▶ [Data section]:
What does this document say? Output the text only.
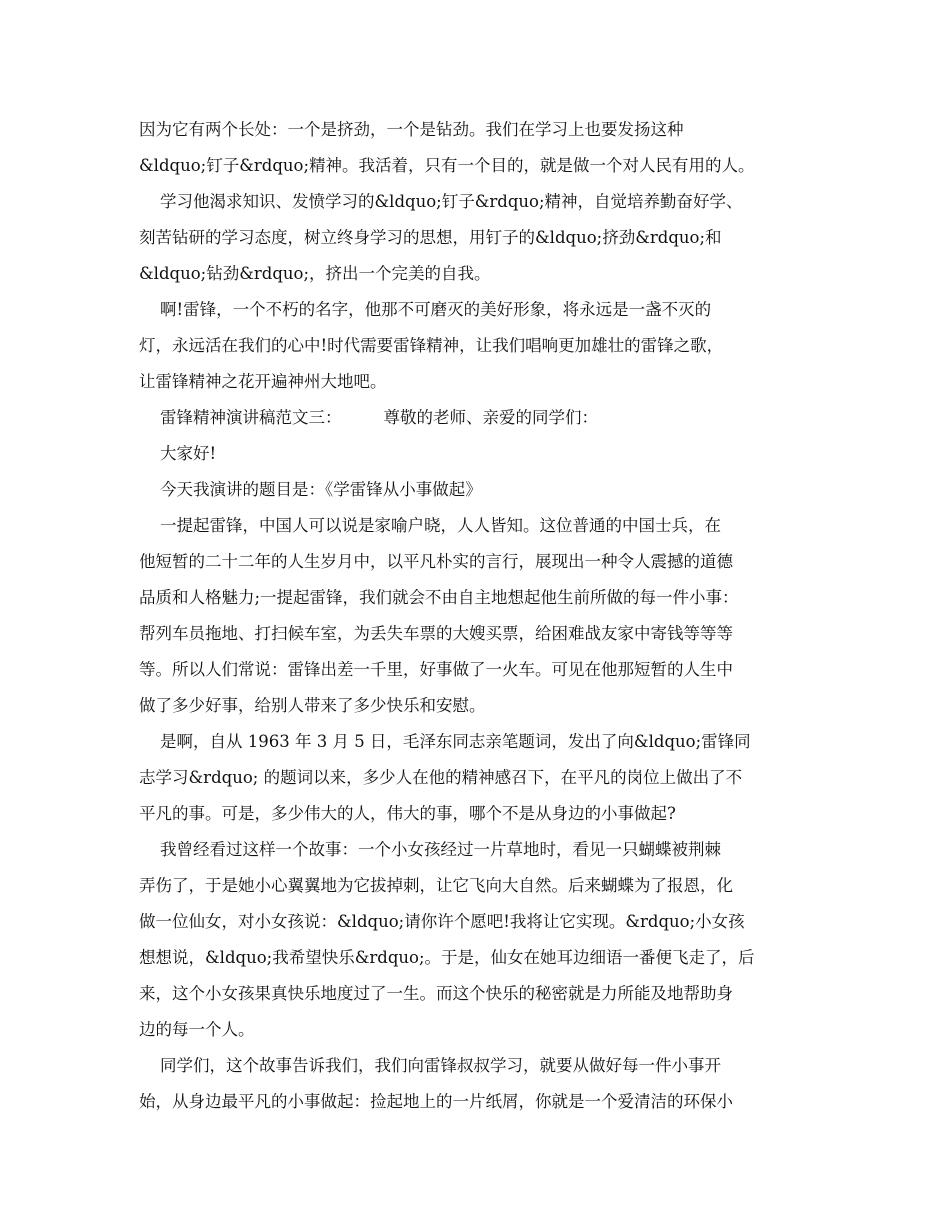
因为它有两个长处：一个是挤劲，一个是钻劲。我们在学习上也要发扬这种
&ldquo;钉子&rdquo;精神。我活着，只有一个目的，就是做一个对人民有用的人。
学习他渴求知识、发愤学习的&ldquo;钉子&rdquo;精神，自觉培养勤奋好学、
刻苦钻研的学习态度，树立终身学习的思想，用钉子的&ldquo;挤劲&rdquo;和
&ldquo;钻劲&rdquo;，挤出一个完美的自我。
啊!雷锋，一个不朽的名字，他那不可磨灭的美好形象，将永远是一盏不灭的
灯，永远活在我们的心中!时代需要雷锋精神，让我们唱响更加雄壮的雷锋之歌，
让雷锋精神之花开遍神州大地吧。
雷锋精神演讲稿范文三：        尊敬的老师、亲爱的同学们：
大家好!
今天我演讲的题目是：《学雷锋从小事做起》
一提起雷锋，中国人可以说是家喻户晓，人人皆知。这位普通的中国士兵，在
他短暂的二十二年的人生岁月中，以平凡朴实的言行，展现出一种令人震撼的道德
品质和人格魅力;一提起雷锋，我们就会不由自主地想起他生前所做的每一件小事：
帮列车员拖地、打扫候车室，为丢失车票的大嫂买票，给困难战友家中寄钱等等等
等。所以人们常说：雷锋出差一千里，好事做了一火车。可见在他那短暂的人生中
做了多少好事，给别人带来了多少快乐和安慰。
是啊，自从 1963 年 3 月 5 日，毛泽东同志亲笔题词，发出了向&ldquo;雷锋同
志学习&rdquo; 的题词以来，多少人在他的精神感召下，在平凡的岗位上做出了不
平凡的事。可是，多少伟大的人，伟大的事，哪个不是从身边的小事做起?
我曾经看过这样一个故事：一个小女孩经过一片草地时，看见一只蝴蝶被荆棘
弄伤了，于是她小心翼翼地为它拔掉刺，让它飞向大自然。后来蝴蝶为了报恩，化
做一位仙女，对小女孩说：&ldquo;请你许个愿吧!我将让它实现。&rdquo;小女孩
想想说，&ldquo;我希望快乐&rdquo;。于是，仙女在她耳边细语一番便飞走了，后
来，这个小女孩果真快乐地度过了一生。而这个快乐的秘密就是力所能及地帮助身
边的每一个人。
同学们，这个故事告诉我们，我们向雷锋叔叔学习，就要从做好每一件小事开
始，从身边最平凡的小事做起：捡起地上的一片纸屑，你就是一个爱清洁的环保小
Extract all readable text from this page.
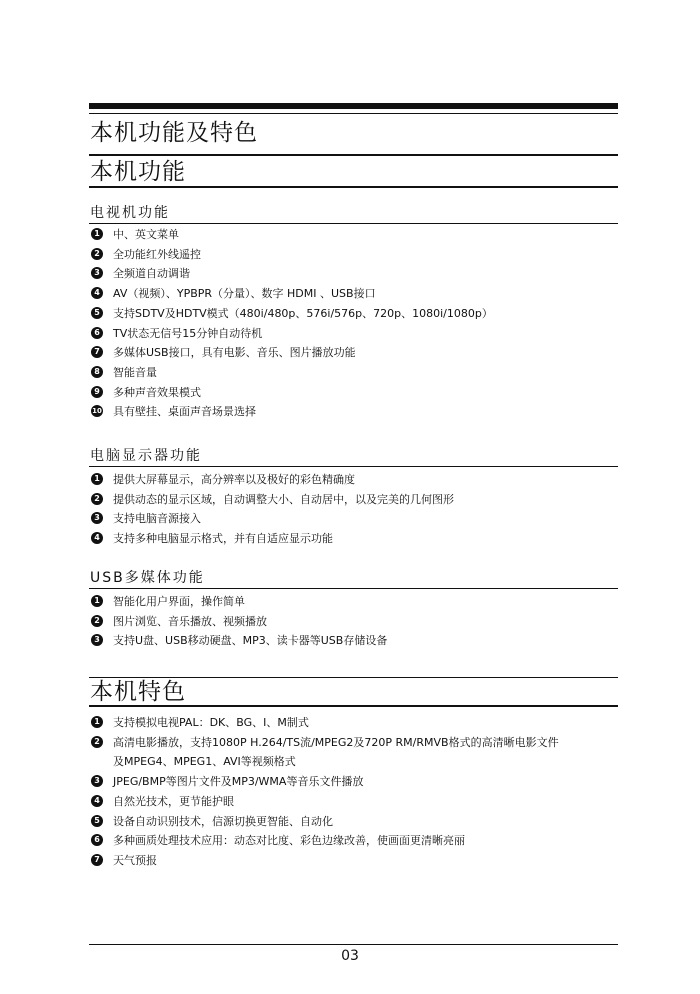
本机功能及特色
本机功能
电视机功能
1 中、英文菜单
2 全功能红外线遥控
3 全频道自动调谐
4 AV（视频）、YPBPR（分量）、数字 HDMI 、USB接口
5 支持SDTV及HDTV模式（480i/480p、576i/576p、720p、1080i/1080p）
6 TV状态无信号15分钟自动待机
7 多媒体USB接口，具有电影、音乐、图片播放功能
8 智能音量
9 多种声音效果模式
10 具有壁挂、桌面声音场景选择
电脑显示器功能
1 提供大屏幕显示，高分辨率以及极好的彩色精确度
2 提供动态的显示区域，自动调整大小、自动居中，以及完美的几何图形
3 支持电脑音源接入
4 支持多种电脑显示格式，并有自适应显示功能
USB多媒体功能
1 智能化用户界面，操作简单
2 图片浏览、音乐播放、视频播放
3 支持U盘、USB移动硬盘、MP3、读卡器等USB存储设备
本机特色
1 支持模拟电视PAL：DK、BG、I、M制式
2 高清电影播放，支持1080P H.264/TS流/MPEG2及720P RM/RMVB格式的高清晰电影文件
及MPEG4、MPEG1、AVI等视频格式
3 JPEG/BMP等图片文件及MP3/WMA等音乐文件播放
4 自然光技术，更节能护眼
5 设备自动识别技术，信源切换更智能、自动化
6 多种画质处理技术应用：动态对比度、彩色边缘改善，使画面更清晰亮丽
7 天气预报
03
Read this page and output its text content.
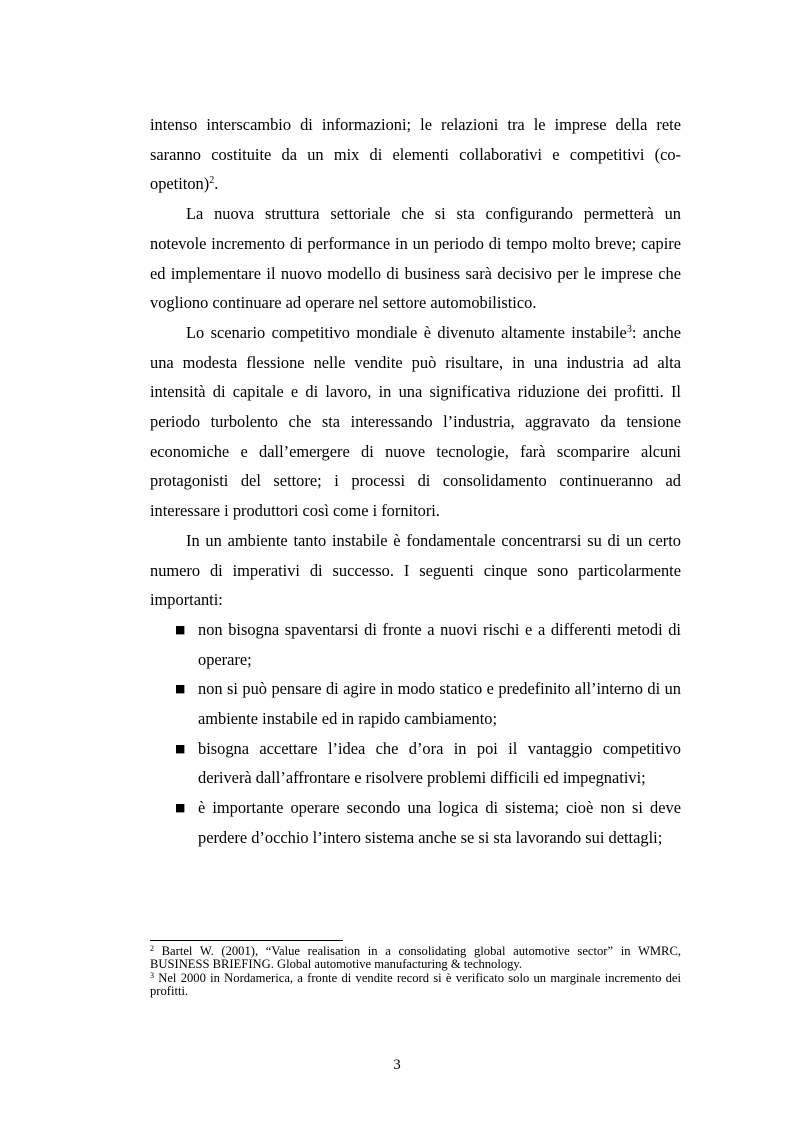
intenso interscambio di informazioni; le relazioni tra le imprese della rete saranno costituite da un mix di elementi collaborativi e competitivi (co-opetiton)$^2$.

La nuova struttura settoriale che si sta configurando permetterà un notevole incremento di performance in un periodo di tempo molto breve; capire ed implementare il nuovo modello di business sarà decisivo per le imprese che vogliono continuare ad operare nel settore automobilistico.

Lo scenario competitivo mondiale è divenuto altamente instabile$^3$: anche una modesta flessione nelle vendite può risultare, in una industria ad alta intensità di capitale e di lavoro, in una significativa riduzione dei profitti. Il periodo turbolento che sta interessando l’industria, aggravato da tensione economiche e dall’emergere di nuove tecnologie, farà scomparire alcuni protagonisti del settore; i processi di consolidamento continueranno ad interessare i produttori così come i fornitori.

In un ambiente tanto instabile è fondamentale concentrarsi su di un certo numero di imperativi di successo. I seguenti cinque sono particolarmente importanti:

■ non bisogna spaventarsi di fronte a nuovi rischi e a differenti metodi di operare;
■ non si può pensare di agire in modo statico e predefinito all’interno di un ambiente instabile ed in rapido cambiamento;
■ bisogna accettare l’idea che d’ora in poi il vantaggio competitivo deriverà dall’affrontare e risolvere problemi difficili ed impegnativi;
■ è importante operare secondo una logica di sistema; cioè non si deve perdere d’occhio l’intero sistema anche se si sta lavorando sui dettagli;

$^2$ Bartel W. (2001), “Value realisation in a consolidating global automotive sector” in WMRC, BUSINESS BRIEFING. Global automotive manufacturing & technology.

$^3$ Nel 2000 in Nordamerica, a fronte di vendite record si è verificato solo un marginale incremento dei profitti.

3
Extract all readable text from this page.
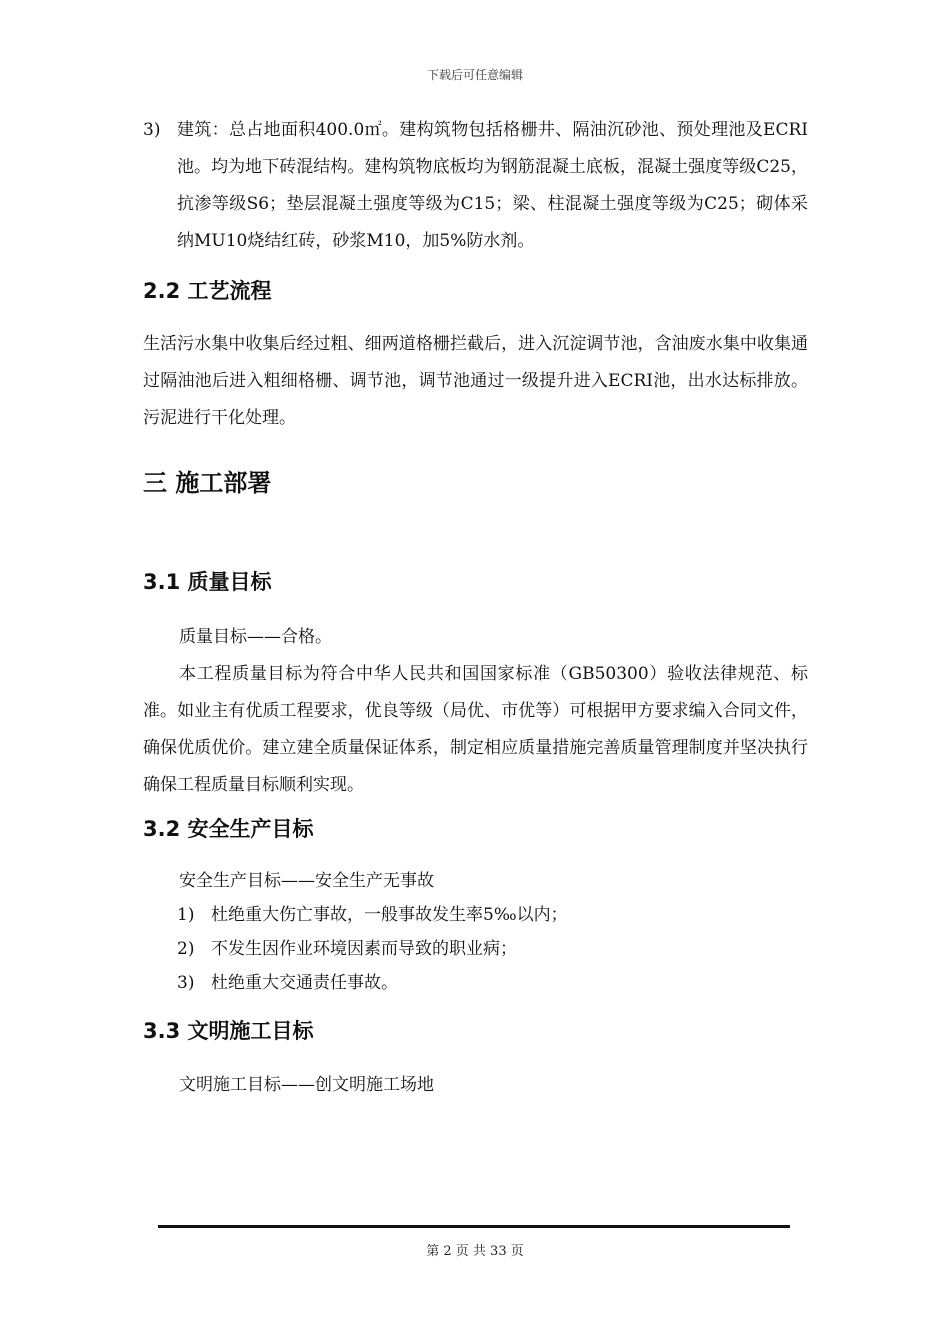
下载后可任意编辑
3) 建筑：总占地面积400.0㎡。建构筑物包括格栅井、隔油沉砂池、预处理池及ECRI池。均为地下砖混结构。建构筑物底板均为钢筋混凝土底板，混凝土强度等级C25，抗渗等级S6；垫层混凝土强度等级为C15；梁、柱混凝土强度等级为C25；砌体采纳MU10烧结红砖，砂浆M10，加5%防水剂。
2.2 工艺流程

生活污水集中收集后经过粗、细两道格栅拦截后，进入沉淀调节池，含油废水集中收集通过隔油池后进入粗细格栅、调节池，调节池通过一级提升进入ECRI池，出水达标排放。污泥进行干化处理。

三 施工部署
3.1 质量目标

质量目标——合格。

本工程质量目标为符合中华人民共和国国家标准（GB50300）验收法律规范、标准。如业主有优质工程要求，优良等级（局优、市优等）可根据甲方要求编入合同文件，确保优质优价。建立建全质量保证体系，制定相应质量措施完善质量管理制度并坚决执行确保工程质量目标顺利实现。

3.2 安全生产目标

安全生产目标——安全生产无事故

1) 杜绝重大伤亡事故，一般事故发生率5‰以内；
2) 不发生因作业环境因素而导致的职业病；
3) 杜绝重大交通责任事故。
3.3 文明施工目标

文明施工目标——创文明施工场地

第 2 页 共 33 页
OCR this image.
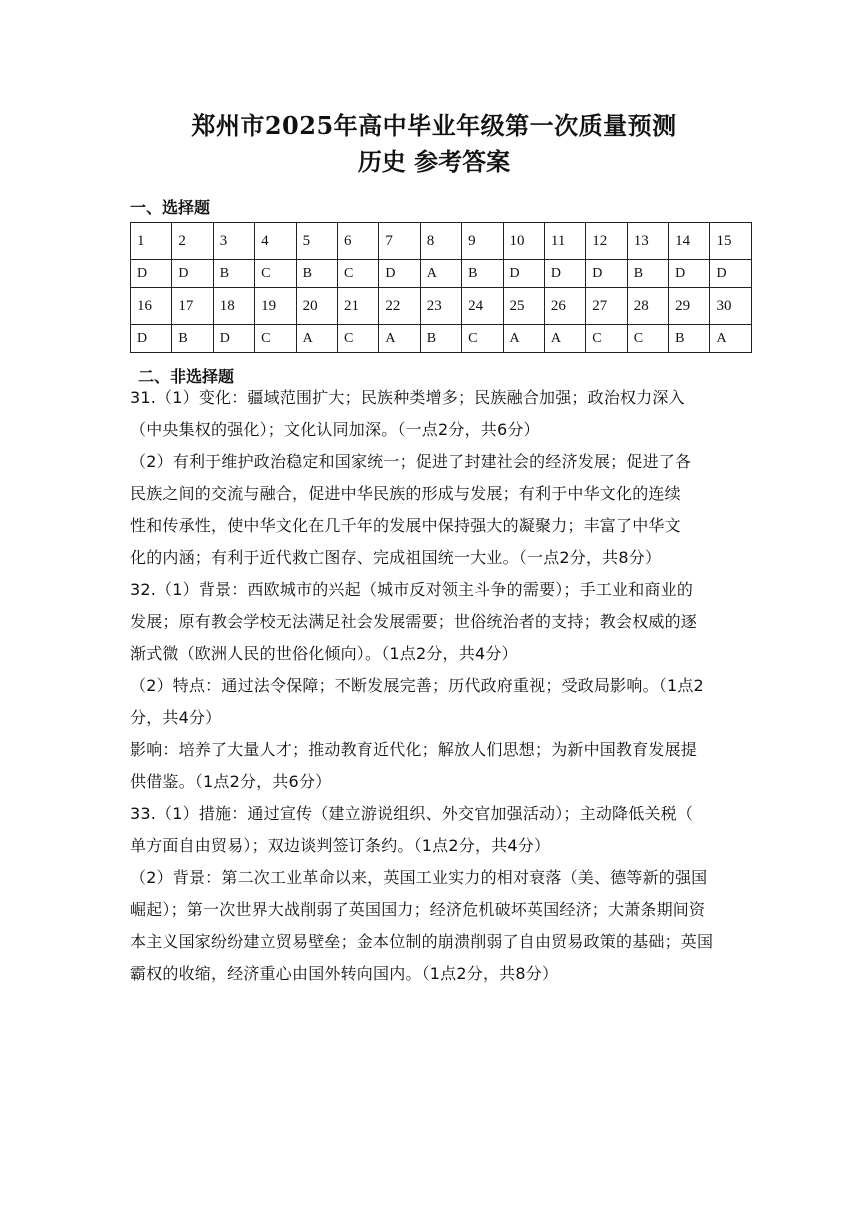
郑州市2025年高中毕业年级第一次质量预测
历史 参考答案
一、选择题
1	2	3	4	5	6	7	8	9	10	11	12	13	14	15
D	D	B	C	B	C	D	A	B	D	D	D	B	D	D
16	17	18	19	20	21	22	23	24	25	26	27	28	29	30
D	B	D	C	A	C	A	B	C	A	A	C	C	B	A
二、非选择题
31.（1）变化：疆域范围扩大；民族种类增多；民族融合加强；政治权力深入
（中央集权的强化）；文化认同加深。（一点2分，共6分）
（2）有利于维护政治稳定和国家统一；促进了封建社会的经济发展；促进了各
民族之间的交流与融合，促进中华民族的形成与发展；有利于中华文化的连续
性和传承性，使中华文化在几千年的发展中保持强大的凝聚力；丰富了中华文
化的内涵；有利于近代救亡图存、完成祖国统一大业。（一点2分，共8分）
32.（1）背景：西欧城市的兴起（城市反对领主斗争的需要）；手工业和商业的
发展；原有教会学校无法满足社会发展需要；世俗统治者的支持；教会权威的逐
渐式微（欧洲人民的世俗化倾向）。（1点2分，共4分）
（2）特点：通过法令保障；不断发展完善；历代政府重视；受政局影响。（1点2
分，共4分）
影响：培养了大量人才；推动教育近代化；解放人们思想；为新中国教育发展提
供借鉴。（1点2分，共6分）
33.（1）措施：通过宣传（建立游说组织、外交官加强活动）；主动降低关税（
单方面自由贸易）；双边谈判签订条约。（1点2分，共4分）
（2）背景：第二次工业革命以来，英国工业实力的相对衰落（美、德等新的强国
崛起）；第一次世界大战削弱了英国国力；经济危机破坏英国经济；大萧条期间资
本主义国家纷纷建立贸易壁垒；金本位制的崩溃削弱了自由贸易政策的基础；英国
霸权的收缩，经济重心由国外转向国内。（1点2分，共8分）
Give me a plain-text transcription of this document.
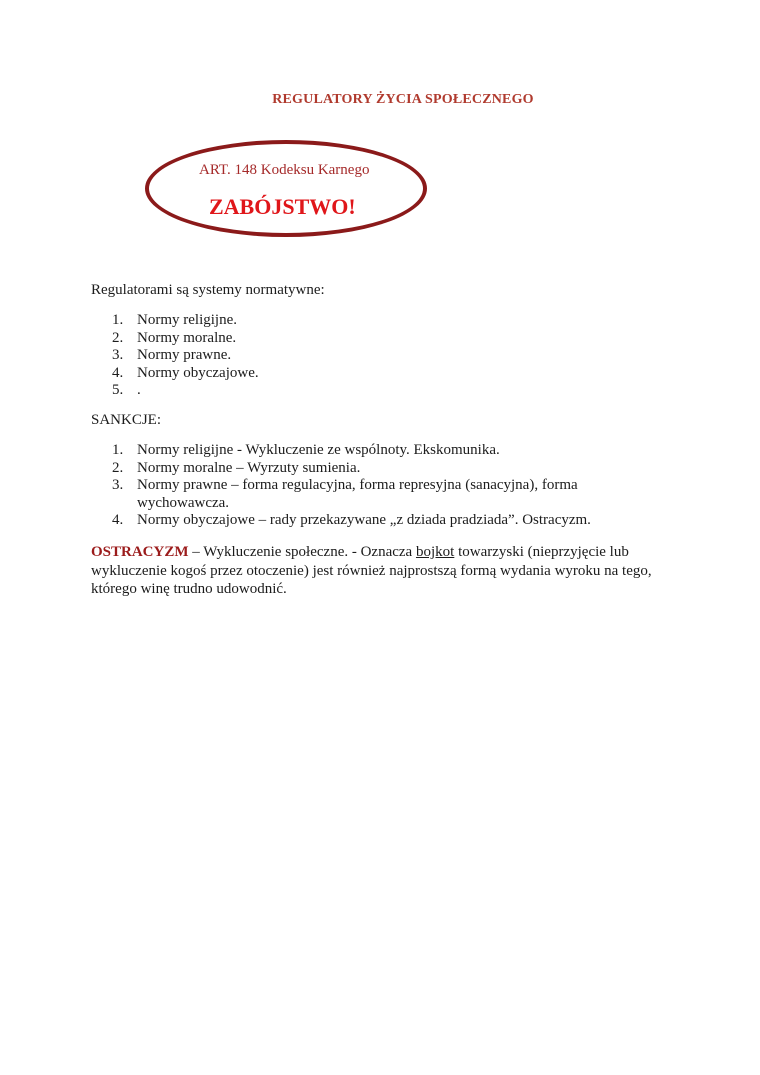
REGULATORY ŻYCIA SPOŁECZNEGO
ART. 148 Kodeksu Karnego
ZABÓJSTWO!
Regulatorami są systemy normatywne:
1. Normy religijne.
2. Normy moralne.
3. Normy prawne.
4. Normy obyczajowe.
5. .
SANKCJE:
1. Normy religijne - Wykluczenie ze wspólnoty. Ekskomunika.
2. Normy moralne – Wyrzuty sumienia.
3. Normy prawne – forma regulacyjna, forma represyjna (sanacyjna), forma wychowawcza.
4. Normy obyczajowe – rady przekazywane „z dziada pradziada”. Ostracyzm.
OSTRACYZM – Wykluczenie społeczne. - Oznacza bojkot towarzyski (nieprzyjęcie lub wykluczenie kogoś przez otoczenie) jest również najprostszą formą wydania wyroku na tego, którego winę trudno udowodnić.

▶ [Direction]: How many lines in the listing above contain the string "prawne"? Answer with the number only.

▶ [Answer to the exercise]: 2